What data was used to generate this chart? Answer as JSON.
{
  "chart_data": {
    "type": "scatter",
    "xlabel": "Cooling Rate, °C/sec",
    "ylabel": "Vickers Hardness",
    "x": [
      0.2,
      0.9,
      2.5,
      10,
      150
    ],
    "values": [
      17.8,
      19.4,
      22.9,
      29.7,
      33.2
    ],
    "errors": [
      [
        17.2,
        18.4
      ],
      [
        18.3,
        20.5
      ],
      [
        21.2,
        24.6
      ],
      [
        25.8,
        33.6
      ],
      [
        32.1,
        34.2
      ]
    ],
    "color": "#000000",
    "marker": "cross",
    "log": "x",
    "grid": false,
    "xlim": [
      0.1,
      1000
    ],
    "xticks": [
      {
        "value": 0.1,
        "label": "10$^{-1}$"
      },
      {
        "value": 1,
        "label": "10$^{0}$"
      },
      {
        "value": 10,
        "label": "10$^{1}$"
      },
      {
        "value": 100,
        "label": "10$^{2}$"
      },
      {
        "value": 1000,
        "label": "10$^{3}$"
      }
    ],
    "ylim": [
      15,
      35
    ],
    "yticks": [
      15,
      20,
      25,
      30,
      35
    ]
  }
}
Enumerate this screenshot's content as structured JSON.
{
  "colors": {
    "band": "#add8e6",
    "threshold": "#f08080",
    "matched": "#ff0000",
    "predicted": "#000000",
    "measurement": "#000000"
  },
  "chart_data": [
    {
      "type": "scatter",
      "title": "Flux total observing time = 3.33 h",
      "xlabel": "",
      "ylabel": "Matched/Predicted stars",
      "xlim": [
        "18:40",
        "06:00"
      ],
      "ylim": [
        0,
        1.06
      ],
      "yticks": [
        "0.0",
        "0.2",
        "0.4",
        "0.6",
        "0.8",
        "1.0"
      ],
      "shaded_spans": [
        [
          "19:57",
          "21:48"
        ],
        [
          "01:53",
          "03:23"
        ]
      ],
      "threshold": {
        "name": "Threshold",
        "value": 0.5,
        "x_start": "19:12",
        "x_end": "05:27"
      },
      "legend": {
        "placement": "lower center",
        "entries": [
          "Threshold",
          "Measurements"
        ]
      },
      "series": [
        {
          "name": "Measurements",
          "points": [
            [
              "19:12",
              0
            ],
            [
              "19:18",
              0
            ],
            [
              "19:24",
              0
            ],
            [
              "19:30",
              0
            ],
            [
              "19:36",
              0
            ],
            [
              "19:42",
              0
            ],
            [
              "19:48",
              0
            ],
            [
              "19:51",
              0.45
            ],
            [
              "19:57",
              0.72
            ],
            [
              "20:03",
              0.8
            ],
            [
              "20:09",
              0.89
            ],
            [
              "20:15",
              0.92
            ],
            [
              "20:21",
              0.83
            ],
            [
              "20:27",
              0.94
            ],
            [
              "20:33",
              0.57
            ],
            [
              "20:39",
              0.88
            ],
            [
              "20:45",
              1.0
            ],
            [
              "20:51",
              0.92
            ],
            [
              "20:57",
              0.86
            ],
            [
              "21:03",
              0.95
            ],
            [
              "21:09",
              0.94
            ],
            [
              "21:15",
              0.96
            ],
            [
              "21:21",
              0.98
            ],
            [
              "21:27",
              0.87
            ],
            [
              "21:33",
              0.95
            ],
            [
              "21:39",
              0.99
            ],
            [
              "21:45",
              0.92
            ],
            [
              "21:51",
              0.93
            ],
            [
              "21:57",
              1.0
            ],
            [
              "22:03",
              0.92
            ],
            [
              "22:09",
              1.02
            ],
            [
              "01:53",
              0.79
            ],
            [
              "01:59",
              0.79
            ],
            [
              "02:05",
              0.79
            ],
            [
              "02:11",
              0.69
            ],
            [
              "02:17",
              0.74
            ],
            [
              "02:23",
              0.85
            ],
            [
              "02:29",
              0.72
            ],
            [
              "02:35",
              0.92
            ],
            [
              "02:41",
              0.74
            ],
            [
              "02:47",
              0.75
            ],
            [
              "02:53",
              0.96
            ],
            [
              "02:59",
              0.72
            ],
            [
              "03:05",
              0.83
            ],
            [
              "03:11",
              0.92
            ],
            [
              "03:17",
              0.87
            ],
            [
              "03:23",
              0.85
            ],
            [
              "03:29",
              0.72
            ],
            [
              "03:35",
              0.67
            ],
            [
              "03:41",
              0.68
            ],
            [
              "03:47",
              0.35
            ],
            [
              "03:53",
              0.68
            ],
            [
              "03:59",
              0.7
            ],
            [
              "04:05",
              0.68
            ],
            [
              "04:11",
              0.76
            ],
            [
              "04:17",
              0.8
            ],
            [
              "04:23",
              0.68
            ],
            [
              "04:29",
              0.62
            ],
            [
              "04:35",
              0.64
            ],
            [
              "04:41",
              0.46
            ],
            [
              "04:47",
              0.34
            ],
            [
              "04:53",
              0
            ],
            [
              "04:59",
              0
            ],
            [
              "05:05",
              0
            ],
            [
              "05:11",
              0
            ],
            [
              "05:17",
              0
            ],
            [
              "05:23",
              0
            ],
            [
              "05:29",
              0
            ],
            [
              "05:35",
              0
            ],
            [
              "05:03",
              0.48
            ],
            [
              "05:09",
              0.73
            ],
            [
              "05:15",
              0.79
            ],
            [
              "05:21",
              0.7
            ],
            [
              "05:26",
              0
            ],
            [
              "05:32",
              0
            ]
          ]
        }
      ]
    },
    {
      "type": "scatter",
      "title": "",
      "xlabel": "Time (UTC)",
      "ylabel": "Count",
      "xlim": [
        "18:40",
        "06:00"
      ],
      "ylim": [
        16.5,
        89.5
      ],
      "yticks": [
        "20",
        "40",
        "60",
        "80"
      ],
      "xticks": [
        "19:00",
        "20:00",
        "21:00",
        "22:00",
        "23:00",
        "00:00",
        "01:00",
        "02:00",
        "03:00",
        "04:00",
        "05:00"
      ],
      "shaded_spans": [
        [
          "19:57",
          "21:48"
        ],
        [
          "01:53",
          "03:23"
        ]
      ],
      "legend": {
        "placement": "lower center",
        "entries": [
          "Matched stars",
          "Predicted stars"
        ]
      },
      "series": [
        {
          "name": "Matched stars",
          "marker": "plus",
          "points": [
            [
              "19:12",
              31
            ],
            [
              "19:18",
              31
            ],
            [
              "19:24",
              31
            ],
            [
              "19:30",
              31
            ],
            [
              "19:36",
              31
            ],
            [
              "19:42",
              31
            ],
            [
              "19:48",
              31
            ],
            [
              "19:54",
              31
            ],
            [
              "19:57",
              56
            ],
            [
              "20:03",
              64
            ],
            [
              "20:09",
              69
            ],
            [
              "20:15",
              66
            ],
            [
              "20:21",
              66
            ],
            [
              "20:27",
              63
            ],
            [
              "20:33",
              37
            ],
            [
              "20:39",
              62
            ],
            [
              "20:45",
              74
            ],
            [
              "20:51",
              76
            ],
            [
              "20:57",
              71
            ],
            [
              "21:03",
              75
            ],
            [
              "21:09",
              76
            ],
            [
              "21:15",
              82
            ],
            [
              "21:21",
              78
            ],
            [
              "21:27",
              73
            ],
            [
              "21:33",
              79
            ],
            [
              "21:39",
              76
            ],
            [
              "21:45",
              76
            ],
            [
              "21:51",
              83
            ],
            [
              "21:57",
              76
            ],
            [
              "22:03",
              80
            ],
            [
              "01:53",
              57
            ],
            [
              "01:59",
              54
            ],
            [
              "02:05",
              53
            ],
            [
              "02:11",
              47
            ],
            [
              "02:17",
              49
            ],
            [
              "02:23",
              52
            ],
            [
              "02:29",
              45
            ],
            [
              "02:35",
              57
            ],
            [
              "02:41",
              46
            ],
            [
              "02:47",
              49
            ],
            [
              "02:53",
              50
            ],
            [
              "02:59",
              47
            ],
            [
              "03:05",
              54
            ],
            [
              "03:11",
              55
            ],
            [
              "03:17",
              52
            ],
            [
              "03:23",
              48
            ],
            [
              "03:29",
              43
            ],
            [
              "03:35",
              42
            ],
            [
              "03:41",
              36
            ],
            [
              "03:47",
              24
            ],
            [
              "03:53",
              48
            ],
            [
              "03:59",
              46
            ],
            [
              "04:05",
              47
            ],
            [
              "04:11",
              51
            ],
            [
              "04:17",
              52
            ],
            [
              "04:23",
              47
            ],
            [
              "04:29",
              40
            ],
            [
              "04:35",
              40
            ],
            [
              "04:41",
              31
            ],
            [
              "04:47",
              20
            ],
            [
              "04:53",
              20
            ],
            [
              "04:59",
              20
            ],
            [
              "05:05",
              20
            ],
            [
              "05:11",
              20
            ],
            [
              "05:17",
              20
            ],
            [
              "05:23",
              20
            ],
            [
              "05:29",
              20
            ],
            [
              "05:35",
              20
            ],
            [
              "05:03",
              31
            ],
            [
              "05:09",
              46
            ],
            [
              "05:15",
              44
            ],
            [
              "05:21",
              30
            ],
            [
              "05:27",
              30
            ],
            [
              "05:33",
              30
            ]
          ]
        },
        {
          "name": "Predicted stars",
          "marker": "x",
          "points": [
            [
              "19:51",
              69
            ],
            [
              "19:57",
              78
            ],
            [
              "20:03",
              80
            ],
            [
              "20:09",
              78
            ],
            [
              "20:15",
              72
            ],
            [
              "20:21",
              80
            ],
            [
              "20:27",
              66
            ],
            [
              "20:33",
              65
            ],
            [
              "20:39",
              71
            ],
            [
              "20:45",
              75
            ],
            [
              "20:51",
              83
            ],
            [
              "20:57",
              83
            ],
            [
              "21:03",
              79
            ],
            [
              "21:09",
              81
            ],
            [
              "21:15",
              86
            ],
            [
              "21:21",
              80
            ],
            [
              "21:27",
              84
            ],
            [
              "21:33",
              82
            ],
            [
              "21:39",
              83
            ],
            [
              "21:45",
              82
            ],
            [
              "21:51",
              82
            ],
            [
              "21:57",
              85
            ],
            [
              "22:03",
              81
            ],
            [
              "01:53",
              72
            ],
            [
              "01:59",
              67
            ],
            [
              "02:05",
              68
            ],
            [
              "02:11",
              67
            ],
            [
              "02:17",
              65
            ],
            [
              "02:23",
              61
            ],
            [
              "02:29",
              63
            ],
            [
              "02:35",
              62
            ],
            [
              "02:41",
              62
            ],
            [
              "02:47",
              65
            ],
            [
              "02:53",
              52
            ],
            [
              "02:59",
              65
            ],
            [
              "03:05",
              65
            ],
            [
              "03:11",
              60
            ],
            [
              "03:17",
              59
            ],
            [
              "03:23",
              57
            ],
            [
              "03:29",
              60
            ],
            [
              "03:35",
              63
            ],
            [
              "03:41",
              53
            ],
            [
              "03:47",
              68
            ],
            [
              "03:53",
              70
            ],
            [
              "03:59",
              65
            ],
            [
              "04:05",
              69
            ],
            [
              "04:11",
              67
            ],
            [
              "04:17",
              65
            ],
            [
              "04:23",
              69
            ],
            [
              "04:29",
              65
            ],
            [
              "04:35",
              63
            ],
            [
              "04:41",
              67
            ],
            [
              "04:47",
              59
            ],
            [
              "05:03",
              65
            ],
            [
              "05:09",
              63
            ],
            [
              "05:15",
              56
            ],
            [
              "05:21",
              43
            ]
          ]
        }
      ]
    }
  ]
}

--------

▶ [Work to complete]:
Look for the word "stars" in every line of the listing and copy the lines that have it.

▶ [Answer]:
      "ylabel": "Matched/Predicted stars",
          "Matched stars",
          "Predicted stars"
          "name": "Matched stars",
          "name": "Predicted stars",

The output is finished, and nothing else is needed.